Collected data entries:
########################################
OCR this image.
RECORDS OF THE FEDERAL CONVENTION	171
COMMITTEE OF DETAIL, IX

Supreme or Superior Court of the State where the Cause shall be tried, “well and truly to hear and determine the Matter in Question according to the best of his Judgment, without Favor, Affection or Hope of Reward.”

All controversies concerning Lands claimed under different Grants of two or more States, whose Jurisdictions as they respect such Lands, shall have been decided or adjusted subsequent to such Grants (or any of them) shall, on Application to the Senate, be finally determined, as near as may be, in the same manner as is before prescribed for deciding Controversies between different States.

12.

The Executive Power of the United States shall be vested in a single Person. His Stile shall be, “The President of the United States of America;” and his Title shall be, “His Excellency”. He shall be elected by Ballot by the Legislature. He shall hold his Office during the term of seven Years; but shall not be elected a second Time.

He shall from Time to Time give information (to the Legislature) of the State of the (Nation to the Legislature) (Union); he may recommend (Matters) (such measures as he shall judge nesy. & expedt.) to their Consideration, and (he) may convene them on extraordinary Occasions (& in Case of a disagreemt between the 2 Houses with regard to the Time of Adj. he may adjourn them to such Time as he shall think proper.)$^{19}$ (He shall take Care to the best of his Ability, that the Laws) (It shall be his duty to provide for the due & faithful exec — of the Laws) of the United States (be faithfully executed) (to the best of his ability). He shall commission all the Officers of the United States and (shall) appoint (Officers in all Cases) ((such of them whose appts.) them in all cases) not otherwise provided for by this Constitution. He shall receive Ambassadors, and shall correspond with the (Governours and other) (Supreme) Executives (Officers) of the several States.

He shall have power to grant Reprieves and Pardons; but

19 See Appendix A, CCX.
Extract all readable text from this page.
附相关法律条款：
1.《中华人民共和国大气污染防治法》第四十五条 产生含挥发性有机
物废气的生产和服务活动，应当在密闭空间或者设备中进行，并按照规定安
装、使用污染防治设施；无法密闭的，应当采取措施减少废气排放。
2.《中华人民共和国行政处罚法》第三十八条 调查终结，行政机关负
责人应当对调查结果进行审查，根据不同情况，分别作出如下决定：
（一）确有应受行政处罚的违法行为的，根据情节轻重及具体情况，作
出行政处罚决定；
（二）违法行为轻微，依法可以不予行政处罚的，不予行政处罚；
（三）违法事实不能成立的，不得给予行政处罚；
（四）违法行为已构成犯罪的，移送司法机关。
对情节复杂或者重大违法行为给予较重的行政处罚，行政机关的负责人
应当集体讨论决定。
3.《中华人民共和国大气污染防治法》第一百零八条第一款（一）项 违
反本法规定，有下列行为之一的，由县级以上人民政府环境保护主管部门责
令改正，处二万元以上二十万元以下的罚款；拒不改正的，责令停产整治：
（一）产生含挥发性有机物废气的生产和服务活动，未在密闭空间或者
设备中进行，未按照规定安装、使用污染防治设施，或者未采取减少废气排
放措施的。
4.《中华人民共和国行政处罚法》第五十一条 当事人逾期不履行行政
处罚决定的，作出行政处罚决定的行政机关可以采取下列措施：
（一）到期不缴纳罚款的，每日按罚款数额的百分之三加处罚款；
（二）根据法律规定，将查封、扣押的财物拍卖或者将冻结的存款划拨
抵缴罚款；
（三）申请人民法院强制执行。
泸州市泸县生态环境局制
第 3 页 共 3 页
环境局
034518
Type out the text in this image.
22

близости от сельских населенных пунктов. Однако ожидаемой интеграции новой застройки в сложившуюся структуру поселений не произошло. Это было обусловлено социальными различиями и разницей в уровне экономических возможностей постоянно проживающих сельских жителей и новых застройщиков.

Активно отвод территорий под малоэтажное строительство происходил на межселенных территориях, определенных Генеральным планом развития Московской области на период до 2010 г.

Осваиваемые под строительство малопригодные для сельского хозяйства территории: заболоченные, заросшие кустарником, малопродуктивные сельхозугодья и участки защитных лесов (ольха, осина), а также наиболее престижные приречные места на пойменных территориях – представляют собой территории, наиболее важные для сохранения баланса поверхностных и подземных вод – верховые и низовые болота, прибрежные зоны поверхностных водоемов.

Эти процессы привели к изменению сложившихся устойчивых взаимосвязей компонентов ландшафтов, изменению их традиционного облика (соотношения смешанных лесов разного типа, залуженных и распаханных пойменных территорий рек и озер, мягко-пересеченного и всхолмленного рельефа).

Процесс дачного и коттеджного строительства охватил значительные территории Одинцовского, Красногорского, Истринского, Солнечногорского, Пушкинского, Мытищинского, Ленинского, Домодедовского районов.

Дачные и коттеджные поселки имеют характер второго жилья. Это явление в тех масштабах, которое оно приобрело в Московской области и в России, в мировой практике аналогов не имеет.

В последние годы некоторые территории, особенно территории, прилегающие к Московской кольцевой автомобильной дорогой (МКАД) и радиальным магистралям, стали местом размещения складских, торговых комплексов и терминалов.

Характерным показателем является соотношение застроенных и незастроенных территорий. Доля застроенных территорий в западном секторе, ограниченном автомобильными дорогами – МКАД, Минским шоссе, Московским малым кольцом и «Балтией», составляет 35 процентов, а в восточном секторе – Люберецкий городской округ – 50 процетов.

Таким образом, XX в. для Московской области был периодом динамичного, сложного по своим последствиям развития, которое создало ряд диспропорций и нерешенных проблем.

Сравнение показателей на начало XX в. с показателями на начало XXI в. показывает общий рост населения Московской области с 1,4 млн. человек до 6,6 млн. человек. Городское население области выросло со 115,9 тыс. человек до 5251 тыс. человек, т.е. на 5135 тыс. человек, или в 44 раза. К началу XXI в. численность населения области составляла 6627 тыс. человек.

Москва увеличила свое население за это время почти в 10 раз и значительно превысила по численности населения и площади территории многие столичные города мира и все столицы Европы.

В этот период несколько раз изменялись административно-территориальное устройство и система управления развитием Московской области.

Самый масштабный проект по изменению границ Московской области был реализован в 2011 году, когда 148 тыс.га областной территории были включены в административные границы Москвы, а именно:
########################################
» DIRECTIONS FOR THIS TASK
Write out the data exactly as it stands.

» SOLUTION FOR THIS EXERCISE
OCR this image.
RECORDS OF THE FEDERAL CONVENTION	171
COMMITTEE OF DETAIL, IX

Supreme or Superior Court of the State where the Cause shall be tried, “well and truly to hear and determine the Matter in Question according to the best of his Judgment, without Favor, Affection or Hope of Reward.”

All controversies concerning Lands claimed under different Grants of two or more States, whose Jurisdictions as they respect such Lands, shall have been decided or adjusted subsequent to such Grants (or any of them) shall, on Application to the Senate, be finally determined, as near as may be, in the same manner as is before prescribed for deciding Controversies between different States.

12.

The Executive Power of the United States shall be vested in a single Person. His Stile shall be, “The President of the United States of America;” and his Title shall be, “His Excellency”. He shall be elected by Ballot by the Legislature. He shall hold his Office during the term of seven Years; but shall not be elected a second Time.

He shall from Time to Time give information (to the Legislature) of the State of the (Nation to the Legislature) (Union); he may recommend (Matters) (such measures as he shall judge nesy. & expedt.) to their Consideration, and (he) may convene them on extraordinary Occasions (& in Case of a disagreemt between the 2 Houses with regard to the Time of Adj. he may adjourn them to such Time as he shall think proper.)$^{19}$ (He shall take Care to the best of his Ability, that the Laws) (It shall be his duty to provide for the due & faithful exec — of the Laws) of the United States (be faithfully executed) (to the best of his ability). He shall commission all the Officers of the United States and (shall) appoint (Officers in all Cases) ((such of them whose appts.) them in all cases) not otherwise provided for by this Constitution. He shall receive Ambassadors, and shall correspond with the (Governours and other) (Supreme) Executives (Officers) of the several States.

He shall have power to grant Reprieves and Pardons; but

19 See Appendix A, CCX.
Extract all readable text from this page.
附相关法律条款：
1.《中华人民共和国大气污染防治法》第四十五条 产生含挥发性有机
物废气的生产和服务活动，应当在密闭空间或者设备中进行，并按照规定安
装、使用污染防治设施；无法密闭的，应当采取措施减少废气排放。
2.《中华人民共和国行政处罚法》第三十八条 调查终结，行政机关负
责人应当对调查结果进行审查，根据不同情况，分别作出如下决定：
（一）确有应受行政处罚的违法行为的，根据情节轻重及具体情况，作
出行政处罚决定；
（二）违法行为轻微，依法可以不予行政处罚的，不予行政处罚；
（三）违法事实不能成立的，不得给予行政处罚；
（四）违法行为已构成犯罪的，移送司法机关。
对情节复杂或者重大违法行为给予较重的行政处罚，行政机关的负责人
应当集体讨论决定。
3.《中华人民共和国大气污染防治法》第一百零八条第一款（一）项 违
反本法规定，有下列行为之一的，由县级以上人民政府环境保护主管部门责
令改正，处二万元以上二十万元以下的罚款；拒不改正的，责令停产整治：
（一）产生含挥发性有机物废气的生产和服务活动，未在密闭空间或者
设备中进行，未按照规定安装、使用污染防治设施，或者未采取减少废气排
放措施的。
4.《中华人民共和国行政处罚法》第五十一条 当事人逾期不履行行政
处罚决定的，作出行政处罚决定的行政机关可以采取下列措施：
（一）到期不缴纳罚款的，每日按罚款数额的百分之三加处罚款；
（二）根据法律规定，将查封、扣押的财物拍卖或者将冻结的存款划拨
抵缴罚款；
（三）申请人民法院强制执行。
泸州市泸县生态环境局制
第 3 页 共 3 页
环境局
034518
Type out the text in this image.
22

близости от сельских населенных пунктов. Однако ожидаемой интеграции новой застройки в сложившуюся структуру поселений не произошло. Это было обусловлено социальными различиями и разницей в уровне экономических возможностей постоянно проживающих сельских жителей и новых застройщиков.

Активно отвод территорий под малоэтажное строительство происходил на межселенных территориях, определенных Генеральным планом развития Московской области на период до 2010 г.

Осваиваемые под строительство малопригодные для сельского хозяйства территории: заболоченные, заросшие кустарником, малопродуктивные сельхозугодья и участки защитных лесов (ольха, осина), а также наиболее престижные приречные места на пойменных территориях – представляют собой территории, наиболее важные для сохранения баланса поверхностных и подземных вод – верховые и низовые болота, прибрежные зоны поверхностных водоемов.

Эти процессы привели к изменению сложившихся устойчивых взаимосвязей компонентов ландшафтов, изменению их традиционного облика (соотношения смешанных лесов разного типа, залуженных и распаханных пойменных территорий рек и озер, мягко-пересеченного и всхолмленного рельефа).

Процесс дачного и коттеджного строительства охватил значительные территории Одинцовского, Красногорского, Истринского, Солнечногорского, Пушкинского, Мытищинского, Ленинского, Домодедовского районов.

Дачные и коттеджные поселки имеют характер второго жилья. Это явление в тех масштабах, которое оно приобрело в Московской области и в России, в мировой практике аналогов не имеет.

В последние годы некоторые территории, особенно территории, прилегающие к Московской кольцевой автомобильной дорогой (МКАД) и радиальным магистралям, стали местом размещения складских, торговых комплексов и терминалов.

Характерным показателем является соотношение застроенных и незастроенных территорий. Доля застроенных территорий в западном секторе, ограниченном автомобильными дорогами – МКАД, Минским шоссе, Московским малым кольцом и «Балтией», составляет 35 процентов, а в восточном секторе – Люберецкий городской округ – 50 процетов.

Таким образом, XX в. для Московской области был периодом динамичного, сложного по своим последствиям развития, которое создало ряд диспропорций и нерешенных проблем.

Сравнение показателей на начало XX в. с показателями на начало XXI в. показывает общий рост населения Московской области с 1,4 млн. человек до 6,6 млн. человек. Городское население области выросло со 115,9 тыс. человек до 5251 тыс. человек, т.е. на 5135 тыс. человек, или в 44 раза. К началу XXI в. численность населения области составляла 6627 тыс. человек.

Москва увеличила свое население за это время почти в 10 раз и значительно превысила по численности населения и площади территории многие столичные города мира и все столицы Европы.

В этот период несколько раз изменялись административно-территориальное устройство и система управления развитием Московской области.

Самый масштабный проект по изменению границ Московской области был реализован в 2011 году, когда 148 тыс.га областной территории были включены в административные границы Москвы, а именно:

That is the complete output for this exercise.